_Problem statement_
Scan the material that follows. Copy every line containing the word "from".

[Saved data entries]
********

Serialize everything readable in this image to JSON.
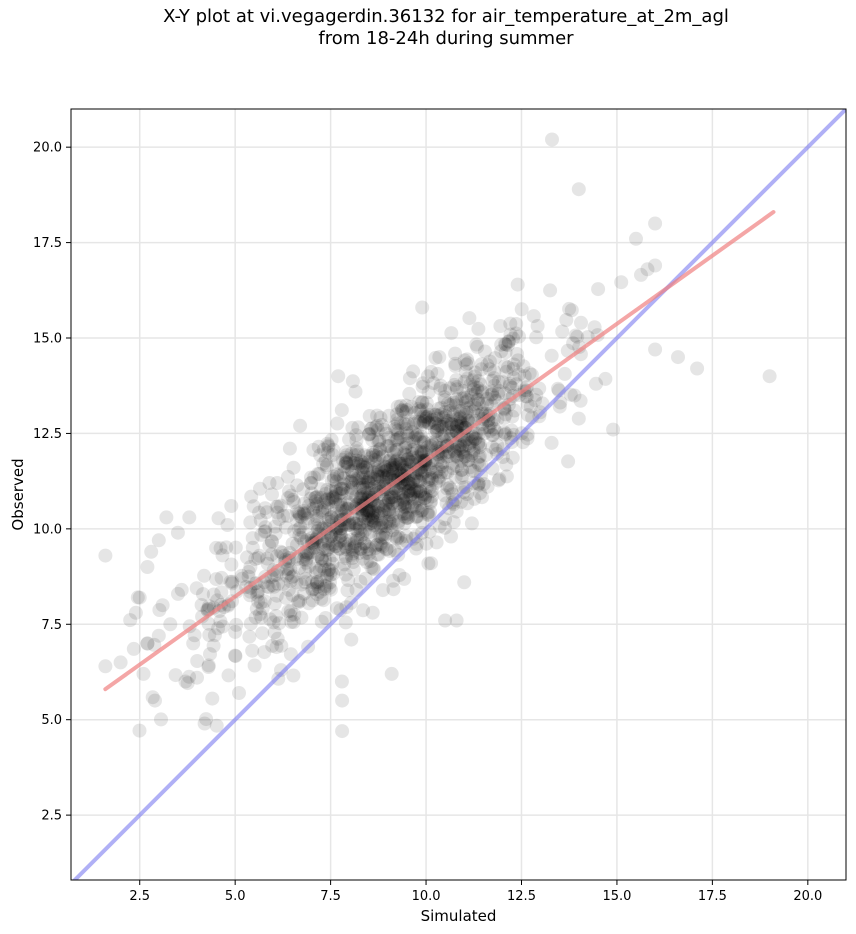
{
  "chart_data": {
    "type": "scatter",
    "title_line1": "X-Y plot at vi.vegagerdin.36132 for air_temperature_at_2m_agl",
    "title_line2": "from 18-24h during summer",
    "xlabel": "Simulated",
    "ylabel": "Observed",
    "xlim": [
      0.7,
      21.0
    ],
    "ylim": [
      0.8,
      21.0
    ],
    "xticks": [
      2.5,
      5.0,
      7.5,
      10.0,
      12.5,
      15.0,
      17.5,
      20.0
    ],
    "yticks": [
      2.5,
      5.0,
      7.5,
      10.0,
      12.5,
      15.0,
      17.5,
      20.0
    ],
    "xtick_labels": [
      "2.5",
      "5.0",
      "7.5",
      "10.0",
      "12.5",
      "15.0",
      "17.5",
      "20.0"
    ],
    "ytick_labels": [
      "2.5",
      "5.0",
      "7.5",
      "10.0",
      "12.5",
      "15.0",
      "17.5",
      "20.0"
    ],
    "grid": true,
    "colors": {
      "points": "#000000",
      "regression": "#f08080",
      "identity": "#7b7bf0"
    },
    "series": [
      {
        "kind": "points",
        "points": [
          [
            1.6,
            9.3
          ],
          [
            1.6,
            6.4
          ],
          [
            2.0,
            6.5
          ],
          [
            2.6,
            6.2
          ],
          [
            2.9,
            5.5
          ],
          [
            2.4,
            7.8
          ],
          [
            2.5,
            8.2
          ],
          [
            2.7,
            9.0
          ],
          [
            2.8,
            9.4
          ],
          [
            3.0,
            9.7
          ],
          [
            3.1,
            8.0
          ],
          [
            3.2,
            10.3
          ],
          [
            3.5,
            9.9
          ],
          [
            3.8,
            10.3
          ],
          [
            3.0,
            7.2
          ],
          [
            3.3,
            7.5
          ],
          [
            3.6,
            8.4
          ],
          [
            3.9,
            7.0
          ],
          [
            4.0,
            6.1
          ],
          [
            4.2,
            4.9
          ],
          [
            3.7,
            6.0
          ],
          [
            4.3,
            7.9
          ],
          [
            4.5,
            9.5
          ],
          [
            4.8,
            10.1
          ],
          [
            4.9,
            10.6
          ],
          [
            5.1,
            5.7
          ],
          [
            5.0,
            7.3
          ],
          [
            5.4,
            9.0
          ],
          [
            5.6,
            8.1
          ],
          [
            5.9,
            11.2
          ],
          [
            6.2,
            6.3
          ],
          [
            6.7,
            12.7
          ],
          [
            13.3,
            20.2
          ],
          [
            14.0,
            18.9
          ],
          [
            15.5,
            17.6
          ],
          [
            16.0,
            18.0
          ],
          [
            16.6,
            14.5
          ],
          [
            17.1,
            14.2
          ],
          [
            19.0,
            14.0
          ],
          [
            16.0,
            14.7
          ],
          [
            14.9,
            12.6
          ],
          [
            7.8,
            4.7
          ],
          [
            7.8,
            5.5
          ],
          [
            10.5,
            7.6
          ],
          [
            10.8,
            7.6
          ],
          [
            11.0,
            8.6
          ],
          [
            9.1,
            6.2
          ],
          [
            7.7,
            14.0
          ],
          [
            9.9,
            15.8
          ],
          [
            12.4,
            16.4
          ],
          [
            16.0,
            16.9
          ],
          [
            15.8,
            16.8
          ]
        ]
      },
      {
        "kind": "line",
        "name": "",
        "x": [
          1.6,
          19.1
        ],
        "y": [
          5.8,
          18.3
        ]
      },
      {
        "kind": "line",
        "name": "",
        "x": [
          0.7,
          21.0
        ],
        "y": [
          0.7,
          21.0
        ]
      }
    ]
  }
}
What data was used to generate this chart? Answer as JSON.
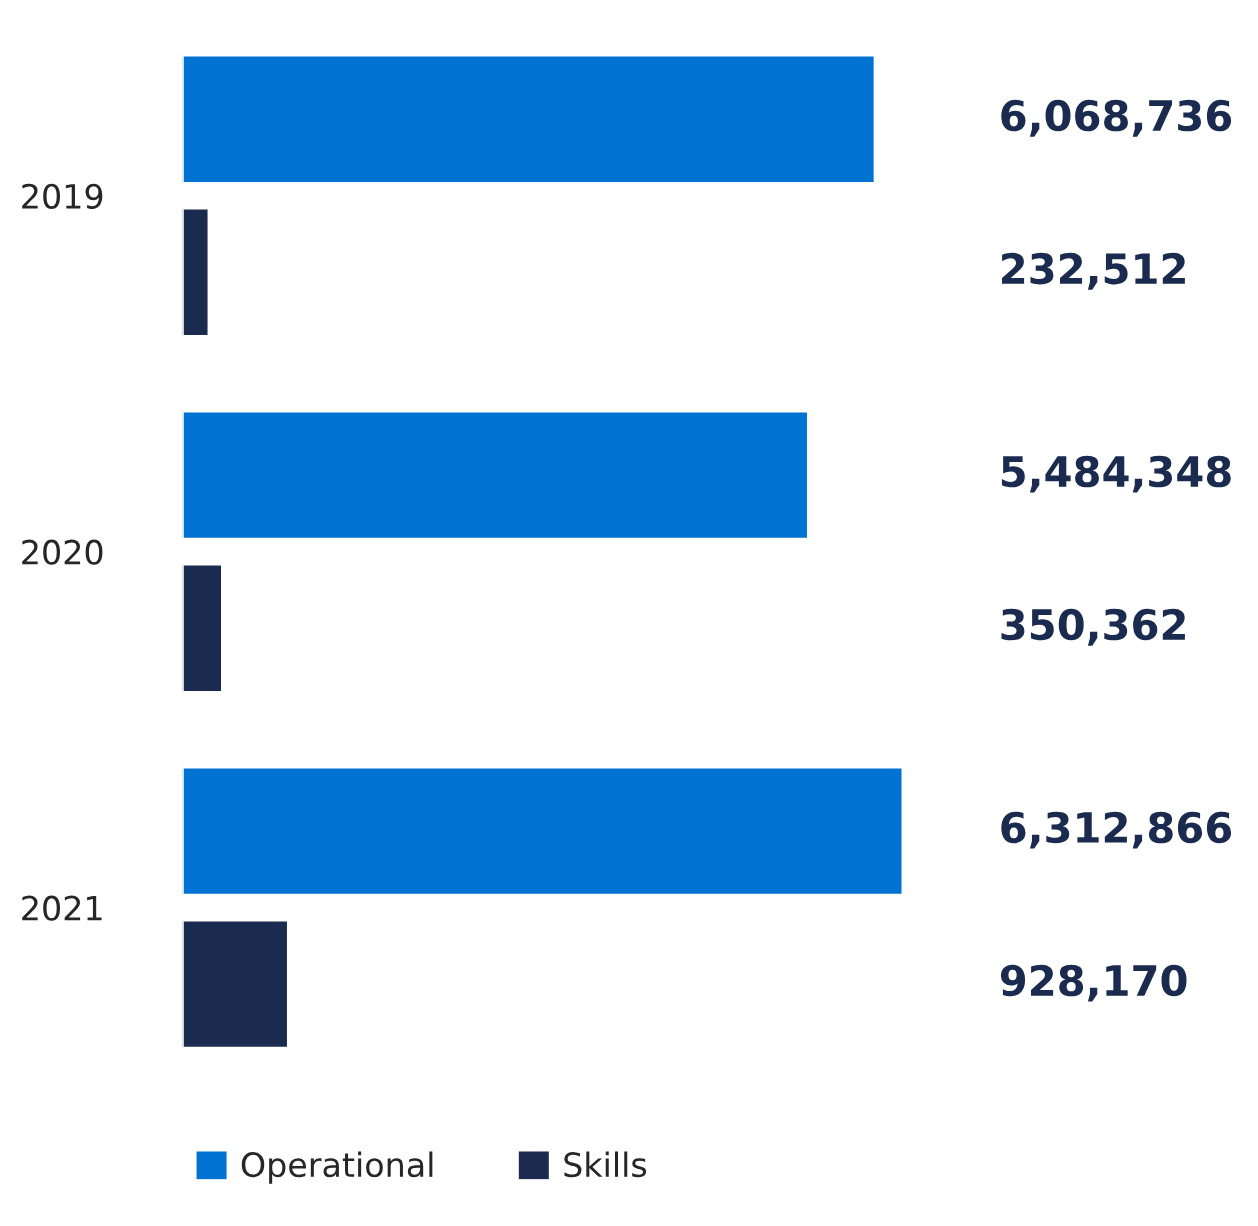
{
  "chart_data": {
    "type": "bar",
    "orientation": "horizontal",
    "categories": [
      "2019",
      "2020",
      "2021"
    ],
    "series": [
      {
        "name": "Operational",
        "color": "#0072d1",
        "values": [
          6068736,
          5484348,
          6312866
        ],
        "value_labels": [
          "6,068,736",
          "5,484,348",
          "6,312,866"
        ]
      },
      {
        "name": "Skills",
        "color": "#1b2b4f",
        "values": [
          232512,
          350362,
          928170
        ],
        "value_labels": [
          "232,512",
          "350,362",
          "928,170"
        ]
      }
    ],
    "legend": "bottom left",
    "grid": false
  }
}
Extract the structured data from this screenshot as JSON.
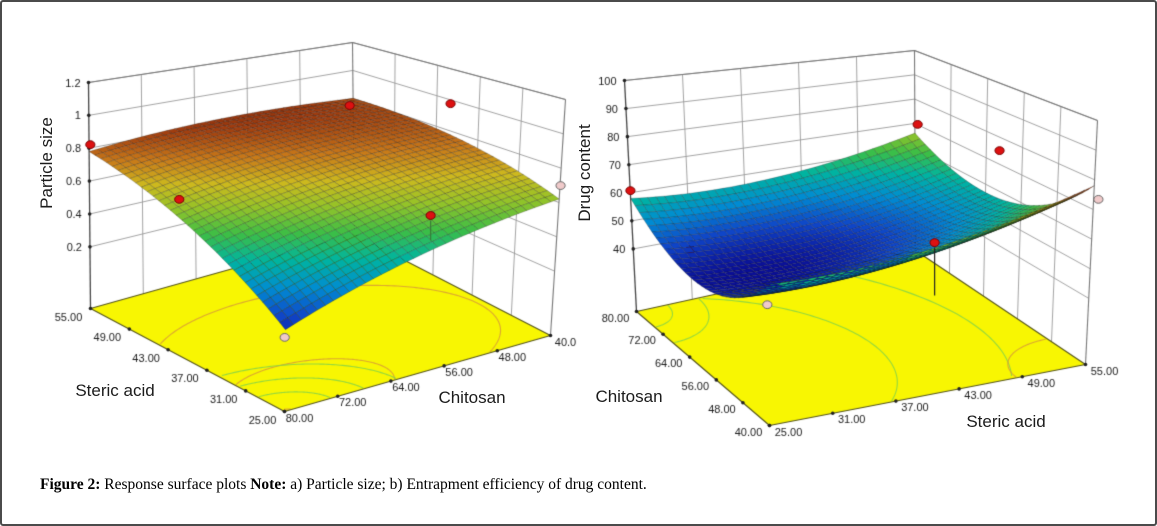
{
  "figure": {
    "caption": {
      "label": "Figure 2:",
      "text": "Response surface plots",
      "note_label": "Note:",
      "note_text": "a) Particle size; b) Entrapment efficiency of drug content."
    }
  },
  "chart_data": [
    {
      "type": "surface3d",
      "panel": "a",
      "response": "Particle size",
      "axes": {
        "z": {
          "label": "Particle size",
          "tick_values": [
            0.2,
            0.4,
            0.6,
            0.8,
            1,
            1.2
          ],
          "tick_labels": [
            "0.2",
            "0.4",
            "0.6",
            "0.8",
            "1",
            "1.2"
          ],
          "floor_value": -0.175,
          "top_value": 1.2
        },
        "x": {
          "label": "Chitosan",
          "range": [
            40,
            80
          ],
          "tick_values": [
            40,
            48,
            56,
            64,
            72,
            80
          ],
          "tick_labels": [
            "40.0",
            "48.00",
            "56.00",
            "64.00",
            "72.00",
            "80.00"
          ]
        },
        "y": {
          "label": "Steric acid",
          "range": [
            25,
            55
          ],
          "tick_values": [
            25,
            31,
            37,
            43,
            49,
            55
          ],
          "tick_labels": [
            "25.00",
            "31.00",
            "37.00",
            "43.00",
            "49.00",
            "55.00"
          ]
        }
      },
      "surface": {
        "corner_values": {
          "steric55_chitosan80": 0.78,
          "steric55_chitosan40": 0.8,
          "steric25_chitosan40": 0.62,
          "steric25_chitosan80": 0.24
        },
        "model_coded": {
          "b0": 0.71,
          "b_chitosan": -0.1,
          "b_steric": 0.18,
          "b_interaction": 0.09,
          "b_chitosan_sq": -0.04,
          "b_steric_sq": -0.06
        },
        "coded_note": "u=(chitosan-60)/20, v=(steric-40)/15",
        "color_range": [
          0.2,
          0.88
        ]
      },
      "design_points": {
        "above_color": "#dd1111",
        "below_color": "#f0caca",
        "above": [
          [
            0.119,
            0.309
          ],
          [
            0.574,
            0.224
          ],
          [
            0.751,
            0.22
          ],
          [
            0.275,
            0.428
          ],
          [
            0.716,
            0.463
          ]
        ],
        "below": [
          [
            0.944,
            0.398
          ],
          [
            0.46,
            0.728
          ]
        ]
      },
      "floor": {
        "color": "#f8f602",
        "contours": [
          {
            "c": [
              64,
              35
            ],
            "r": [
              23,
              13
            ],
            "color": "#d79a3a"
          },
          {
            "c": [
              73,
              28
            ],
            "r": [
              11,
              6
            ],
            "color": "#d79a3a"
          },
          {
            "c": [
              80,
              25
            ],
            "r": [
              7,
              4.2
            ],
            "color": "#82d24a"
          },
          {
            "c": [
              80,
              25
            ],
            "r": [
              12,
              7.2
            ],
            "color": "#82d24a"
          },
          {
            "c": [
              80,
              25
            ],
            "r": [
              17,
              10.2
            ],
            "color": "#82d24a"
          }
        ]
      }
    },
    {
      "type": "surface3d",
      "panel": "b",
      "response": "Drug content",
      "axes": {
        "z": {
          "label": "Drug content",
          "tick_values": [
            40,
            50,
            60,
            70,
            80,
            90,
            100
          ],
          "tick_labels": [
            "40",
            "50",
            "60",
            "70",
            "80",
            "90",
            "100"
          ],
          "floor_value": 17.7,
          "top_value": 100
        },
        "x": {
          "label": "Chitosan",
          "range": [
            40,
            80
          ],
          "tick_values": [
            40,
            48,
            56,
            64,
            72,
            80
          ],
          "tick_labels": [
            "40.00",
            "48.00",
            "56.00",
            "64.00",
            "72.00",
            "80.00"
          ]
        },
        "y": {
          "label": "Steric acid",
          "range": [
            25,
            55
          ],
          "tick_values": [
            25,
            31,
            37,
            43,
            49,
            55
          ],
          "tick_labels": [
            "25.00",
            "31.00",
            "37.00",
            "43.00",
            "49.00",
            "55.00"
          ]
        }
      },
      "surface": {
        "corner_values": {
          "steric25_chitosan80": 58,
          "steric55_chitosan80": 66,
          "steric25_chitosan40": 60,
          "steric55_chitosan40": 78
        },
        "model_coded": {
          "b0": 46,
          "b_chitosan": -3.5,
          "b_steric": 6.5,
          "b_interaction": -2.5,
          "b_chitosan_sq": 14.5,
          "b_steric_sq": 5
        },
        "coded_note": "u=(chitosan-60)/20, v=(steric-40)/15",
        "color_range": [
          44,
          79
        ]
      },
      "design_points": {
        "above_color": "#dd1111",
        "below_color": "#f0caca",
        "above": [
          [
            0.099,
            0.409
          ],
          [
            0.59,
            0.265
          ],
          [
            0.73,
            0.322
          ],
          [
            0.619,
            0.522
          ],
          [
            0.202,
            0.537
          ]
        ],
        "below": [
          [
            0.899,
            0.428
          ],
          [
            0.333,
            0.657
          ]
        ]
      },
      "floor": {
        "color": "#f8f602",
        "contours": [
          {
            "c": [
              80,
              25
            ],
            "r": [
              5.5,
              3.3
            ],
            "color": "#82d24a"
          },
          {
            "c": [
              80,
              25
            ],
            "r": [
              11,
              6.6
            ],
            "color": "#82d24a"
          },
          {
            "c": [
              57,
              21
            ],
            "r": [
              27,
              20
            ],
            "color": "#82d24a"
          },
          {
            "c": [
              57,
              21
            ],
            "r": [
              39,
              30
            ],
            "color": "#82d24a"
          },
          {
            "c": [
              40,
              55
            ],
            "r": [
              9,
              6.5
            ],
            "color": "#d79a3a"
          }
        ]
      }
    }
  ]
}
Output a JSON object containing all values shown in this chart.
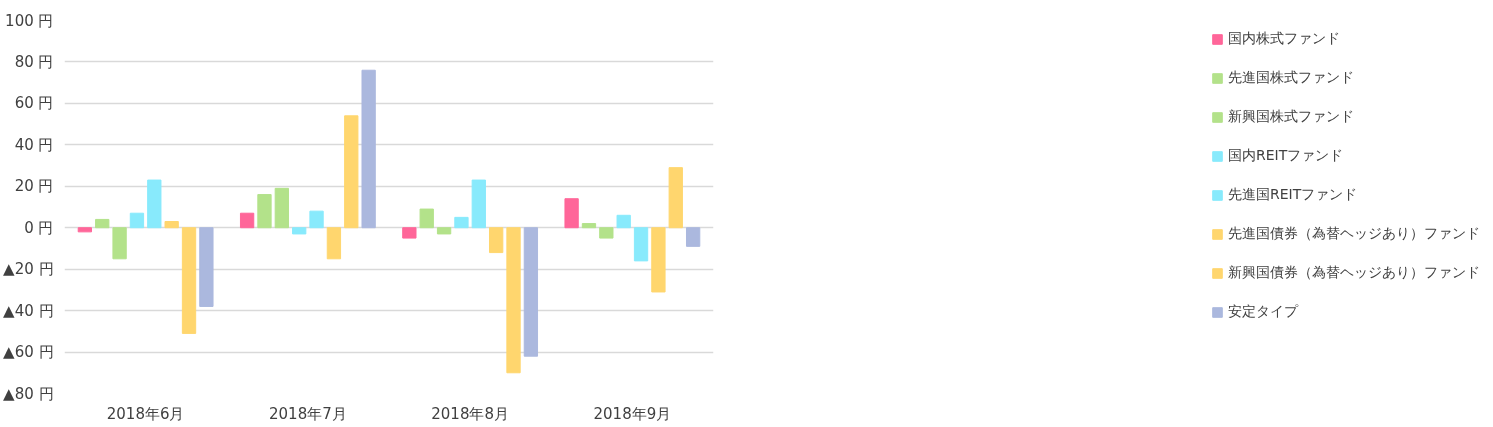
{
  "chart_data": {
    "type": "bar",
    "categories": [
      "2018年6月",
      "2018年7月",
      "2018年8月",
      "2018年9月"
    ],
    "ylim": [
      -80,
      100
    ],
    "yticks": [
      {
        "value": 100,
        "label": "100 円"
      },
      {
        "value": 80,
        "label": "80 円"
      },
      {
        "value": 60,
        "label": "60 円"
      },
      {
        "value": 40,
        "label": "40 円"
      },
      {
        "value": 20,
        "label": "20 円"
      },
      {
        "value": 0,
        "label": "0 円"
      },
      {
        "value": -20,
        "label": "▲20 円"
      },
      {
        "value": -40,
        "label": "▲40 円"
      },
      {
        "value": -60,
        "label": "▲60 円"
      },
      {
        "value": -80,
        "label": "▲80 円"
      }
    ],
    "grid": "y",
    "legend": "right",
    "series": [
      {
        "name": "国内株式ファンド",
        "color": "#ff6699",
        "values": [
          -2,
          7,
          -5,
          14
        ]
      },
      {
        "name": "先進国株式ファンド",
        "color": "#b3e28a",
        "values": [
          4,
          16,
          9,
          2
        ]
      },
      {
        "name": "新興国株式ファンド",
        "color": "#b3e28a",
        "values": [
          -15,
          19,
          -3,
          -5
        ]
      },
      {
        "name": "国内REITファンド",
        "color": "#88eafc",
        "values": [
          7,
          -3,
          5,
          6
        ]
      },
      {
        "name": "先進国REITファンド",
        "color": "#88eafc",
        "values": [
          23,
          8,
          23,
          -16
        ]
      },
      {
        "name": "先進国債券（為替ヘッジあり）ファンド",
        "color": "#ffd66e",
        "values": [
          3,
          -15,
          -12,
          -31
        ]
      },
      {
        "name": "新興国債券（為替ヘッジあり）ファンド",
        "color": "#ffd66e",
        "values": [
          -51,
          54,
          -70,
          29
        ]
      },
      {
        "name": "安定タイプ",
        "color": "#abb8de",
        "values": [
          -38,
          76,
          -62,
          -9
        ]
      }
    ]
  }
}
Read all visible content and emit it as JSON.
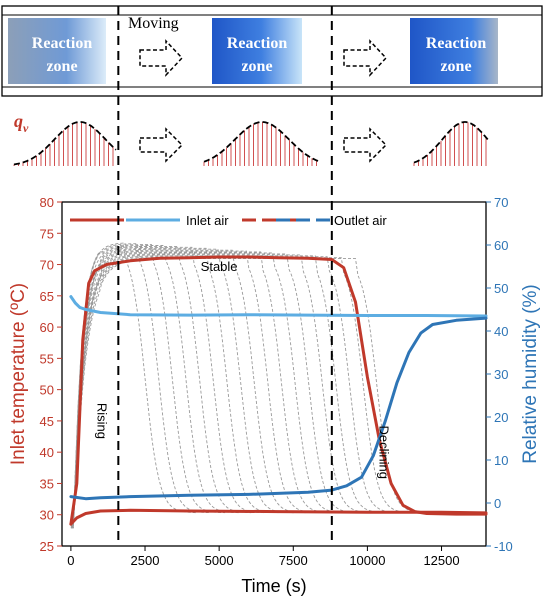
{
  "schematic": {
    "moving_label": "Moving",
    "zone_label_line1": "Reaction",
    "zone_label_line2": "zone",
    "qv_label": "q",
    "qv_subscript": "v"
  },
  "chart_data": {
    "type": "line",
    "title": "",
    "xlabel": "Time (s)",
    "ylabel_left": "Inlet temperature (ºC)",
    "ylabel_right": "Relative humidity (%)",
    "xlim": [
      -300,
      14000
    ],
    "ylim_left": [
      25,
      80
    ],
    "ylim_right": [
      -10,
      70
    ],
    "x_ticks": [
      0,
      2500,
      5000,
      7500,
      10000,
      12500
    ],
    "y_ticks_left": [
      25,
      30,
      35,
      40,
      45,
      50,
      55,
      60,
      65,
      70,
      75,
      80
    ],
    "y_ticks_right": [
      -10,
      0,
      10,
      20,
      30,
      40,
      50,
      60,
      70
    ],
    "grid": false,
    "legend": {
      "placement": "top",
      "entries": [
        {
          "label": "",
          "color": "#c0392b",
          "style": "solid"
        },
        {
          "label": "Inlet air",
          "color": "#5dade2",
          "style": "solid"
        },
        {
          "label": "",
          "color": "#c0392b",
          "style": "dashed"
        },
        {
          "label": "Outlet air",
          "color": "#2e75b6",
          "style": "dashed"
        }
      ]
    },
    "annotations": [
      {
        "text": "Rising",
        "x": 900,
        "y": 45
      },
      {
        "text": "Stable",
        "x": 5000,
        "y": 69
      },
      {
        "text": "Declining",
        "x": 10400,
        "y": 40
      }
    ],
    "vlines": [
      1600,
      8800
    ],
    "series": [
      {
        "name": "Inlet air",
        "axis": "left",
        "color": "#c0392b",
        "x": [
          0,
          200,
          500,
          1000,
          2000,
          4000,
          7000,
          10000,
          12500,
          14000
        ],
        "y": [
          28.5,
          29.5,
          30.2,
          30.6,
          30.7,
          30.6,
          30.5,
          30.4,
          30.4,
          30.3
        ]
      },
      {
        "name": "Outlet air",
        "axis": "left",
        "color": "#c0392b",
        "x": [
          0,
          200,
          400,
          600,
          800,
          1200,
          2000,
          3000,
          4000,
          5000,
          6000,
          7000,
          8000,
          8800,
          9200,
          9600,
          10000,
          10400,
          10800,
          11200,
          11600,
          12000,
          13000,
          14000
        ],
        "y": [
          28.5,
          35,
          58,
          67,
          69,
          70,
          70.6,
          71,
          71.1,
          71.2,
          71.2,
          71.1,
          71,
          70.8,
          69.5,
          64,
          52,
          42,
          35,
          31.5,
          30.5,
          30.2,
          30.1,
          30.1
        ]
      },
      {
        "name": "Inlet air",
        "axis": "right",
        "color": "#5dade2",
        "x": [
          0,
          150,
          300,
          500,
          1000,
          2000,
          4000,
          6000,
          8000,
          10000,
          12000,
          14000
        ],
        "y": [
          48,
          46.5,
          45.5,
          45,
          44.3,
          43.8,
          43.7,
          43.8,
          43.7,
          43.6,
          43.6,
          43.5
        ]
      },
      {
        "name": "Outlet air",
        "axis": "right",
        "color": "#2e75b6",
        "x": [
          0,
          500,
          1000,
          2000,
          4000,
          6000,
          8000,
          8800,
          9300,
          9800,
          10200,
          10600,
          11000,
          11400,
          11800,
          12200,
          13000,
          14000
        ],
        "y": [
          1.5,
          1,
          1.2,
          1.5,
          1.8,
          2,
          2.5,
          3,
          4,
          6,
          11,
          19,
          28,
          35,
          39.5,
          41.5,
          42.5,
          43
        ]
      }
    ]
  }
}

********

_Solution for this exercise_
    "title_line2": "from 18-24h during summer",
Extract the structured data from this screenshot as JSON.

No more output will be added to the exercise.